• _What this task involves_:
Without including the pictures, copy out every line below.

• _Extracted records_:

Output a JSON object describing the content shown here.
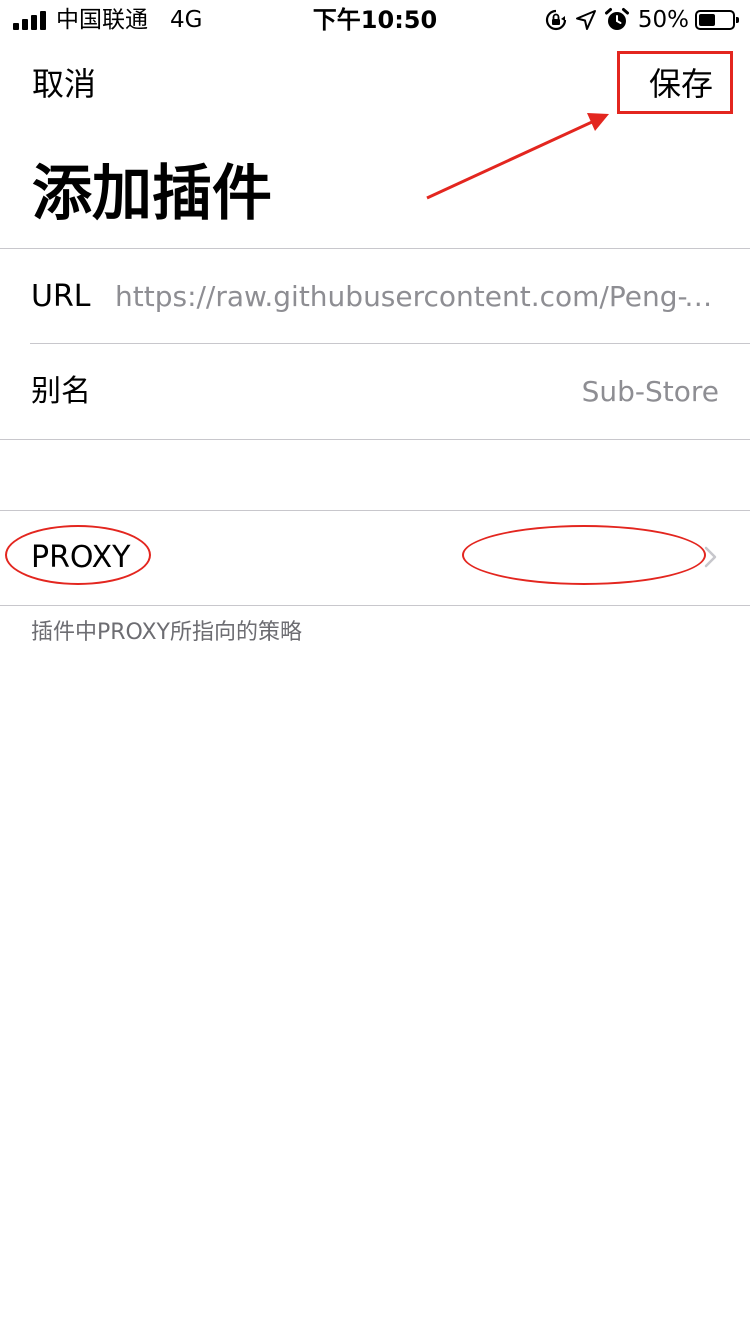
{
  "status_bar": {
    "carrier": "中国联通",
    "network": "4G",
    "time": "下午10:50",
    "battery_percent": "50%",
    "battery_level": 0.5,
    "icons": [
      "signal-icon",
      "orientation-lock-icon",
      "location-icon",
      "alarm-icon",
      "battery-icon"
    ]
  },
  "nav": {
    "cancel_label": "取消",
    "save_label": "保存"
  },
  "page": {
    "title": "添加插件"
  },
  "form": {
    "url": {
      "label": "URL",
      "value": "https://raw.githubusercontent.com/Peng-YM/Sub-Store/master/config/QX.snippet"
    },
    "alias": {
      "label": "别名",
      "value": "Sub-Store"
    },
    "proxy": {
      "label": "PROXY",
      "value": "",
      "footnote": "插件中PROXY所指向的策略"
    }
  },
  "annotations": {
    "color": "#e3261f"
  },
  "colors": {
    "separator": "#c8c7cc",
    "placeholder_text": "#8e8e93",
    "footnote_text": "#6d6d72"
  }
}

• _Answer_:
Output a JSON object describing the content shown here.
{
  "status_bar": {
    "carrier": "中国联通",
    "network": "4G",
    "time": "下午10:50",
    "battery_percent": "50%",
    "battery_level": 0.5,
    "icons": [
      "signal-icon",
      "orientation-lock-icon",
      "location-icon",
      "alarm-icon",
      "battery-icon"
    ]
  },
  "nav": {
    "cancel_label": "取消",
    "save_label": "保存"
  },
  "page": {
    "title": "添加插件"
  },
  "form": {
    "url": {
      "label": "URL",
      "value": "https://raw.githubusercontent.com/Peng-YM/Sub-Store/master/config/QX.snippet"
    },
    "alias": {
      "label": "别名",
      "value": "Sub-Store"
    },
    "proxy": {
      "label": "PROXY",
      "value": "",
      "footnote": "插件中PROXY所指向的策略"
    }
  },
  "annotations": {
    "color": "#e3261f"
  },
  "colors": {
    "separator": "#c8c7cc",
    "placeholder_text": "#8e8e93",
    "footnote_text": "#6d6d72"
  }
}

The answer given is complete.